Aim ->
Exactly as written, please set down all of the entries again, with no pictures.

**********

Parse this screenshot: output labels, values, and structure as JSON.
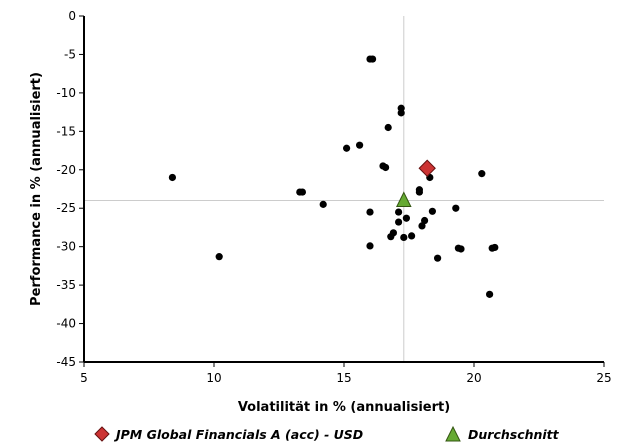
{
  "chart_data": {
    "type": "scatter",
    "xlabel": "Volatilität in % (annualisiert)",
    "ylabel": "Performance in % (annualisiert)",
    "xlim": [
      5,
      25
    ],
    "ylim": [
      -45,
      0
    ],
    "xticks": [
      5,
      10,
      15,
      20,
      25
    ],
    "yticks": [
      0,
      -5,
      -10,
      -15,
      -20,
      -25,
      -30,
      -35,
      -40,
      -45
    ],
    "grid": false,
    "reference_lines": {
      "x": 17.3,
      "y": -24.0
    },
    "legend_position": "bottom-center",
    "colors": {
      "points": "#000000",
      "fund": "#cc3333",
      "average": "#66aa33",
      "reference": "#cccccc"
    },
    "series": [
      {
        "values": [
          [
            8.4,
            -21.0
          ],
          [
            10.2,
            -31.3
          ],
          [
            13.3,
            -22.9
          ],
          [
            13.4,
            -22.9
          ],
          [
            14.2,
            -24.5
          ],
          [
            15.1,
            -17.2
          ],
          [
            15.6,
            -16.8
          ],
          [
            16.0,
            -5.6
          ],
          [
            16.1,
            -5.6
          ],
          [
            16.0,
            -25.5
          ],
          [
            16.0,
            -29.9
          ],
          [
            16.5,
            -19.5
          ],
          [
            16.6,
            -19.7
          ],
          [
            16.7,
            -14.5
          ],
          [
            16.8,
            -28.7
          ],
          [
            16.9,
            -28.2
          ],
          [
            17.1,
            -25.5
          ],
          [
            17.1,
            -26.8
          ],
          [
            17.2,
            -12.0
          ],
          [
            17.2,
            -12.6
          ],
          [
            17.3,
            -28.8
          ],
          [
            17.4,
            -26.3
          ],
          [
            17.6,
            -28.6
          ],
          [
            17.9,
            -22.6
          ],
          [
            17.9,
            -22.9
          ],
          [
            18.0,
            -27.3
          ],
          [
            18.1,
            -26.6
          ],
          [
            18.3,
            -21.0
          ],
          [
            18.4,
            -25.4
          ],
          [
            18.6,
            -31.5
          ],
          [
            19.3,
            -25.0
          ],
          [
            19.4,
            -30.2
          ],
          [
            19.5,
            -30.3
          ],
          [
            20.3,
            -20.5
          ],
          [
            20.6,
            -36.2
          ],
          [
            20.7,
            -30.2
          ],
          [
            20.8,
            -30.1
          ]
        ]
      },
      {
        "name": "JPM Global Financials A (acc) - USD",
        "marker": "diamond",
        "values": [
          [
            18.2,
            -19.8
          ]
        ]
      },
      {
        "name": "Durchschnitt",
        "marker": "triangle",
        "values": [
          [
            17.3,
            -24.0
          ]
        ]
      }
    ]
  }
}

**********

Exercise result ->
Parse this screenshot: output labels, values, and structure as JSON.
{
  "chart_data": {
    "type": "scatter",
    "xlabel": "Volatilität in % (annualisiert)",
    "ylabel": "Performance in % (annualisiert)",
    "xlim": [
      5,
      25
    ],
    "ylim": [
      -45,
      0
    ],
    "xticks": [
      5,
      10,
      15,
      20,
      25
    ],
    "yticks": [
      0,
      -5,
      -10,
      -15,
      -20,
      -25,
      -30,
      -35,
      -40,
      -45
    ],
    "grid": false,
    "reference_lines": {
      "x": 17.3,
      "y": -24.0
    },
    "legend_position": "bottom-center",
    "colors": {
      "points": "#000000",
      "fund": "#cc3333",
      "average": "#66aa33",
      "reference": "#cccccc"
    },
    "series": [
      {
        "values": [
          [
            8.4,
            -21.0
          ],
          [
            10.2,
            -31.3
          ],
          [
            13.3,
            -22.9
          ],
          [
            13.4,
            -22.9
          ],
          [
            14.2,
            -24.5
          ],
          [
            15.1,
            -17.2
          ],
          [
            15.6,
            -16.8
          ],
          [
            16.0,
            -5.6
          ],
          [
            16.1,
            -5.6
          ],
          [
            16.0,
            -25.5
          ],
          [
            16.0,
            -29.9
          ],
          [
            16.5,
            -19.5
          ],
          [
            16.6,
            -19.7
          ],
          [
            16.7,
            -14.5
          ],
          [
            16.8,
            -28.7
          ],
          [
            16.9,
            -28.2
          ],
          [
            17.1,
            -25.5
          ],
          [
            17.1,
            -26.8
          ],
          [
            17.2,
            -12.0
          ],
          [
            17.2,
            -12.6
          ],
          [
            17.3,
            -28.8
          ],
          [
            17.4,
            -26.3
          ],
          [
            17.6,
            -28.6
          ],
          [
            17.9,
            -22.6
          ],
          [
            17.9,
            -22.9
          ],
          [
            18.0,
            -27.3
          ],
          [
            18.1,
            -26.6
          ],
          [
            18.3,
            -21.0
          ],
          [
            18.4,
            -25.4
          ],
          [
            18.6,
            -31.5
          ],
          [
            19.3,
            -25.0
          ],
          [
            19.4,
            -30.2
          ],
          [
            19.5,
            -30.3
          ],
          [
            20.3,
            -20.5
          ],
          [
            20.6,
            -36.2
          ],
          [
            20.7,
            -30.2
          ],
          [
            20.8,
            -30.1
          ]
        ]
      },
      {
        "name": "JPM Global Financials A (acc) - USD",
        "marker": "diamond",
        "values": [
          [
            18.2,
            -19.8
          ]
        ]
      },
      {
        "name": "Durchschnitt",
        "marker": "triangle",
        "values": [
          [
            17.3,
            -24.0
          ]
        ]
      }
    ]
  }
}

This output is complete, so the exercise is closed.